(begin)
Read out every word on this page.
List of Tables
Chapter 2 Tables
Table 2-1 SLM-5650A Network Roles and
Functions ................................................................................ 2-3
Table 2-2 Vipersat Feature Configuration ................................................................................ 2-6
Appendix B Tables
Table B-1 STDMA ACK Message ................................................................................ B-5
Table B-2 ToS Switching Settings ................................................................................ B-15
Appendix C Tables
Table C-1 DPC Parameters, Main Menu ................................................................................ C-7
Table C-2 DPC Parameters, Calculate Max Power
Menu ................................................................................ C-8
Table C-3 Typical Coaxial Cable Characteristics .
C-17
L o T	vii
(end)
### Aim
Set out every line from the material that contains the string "Parameters".

### Written solution
Table C-1 DPC Parameters, Main Menu ................................................................................ C-7
Table C-2 DPC Parameters, Calculate Max Power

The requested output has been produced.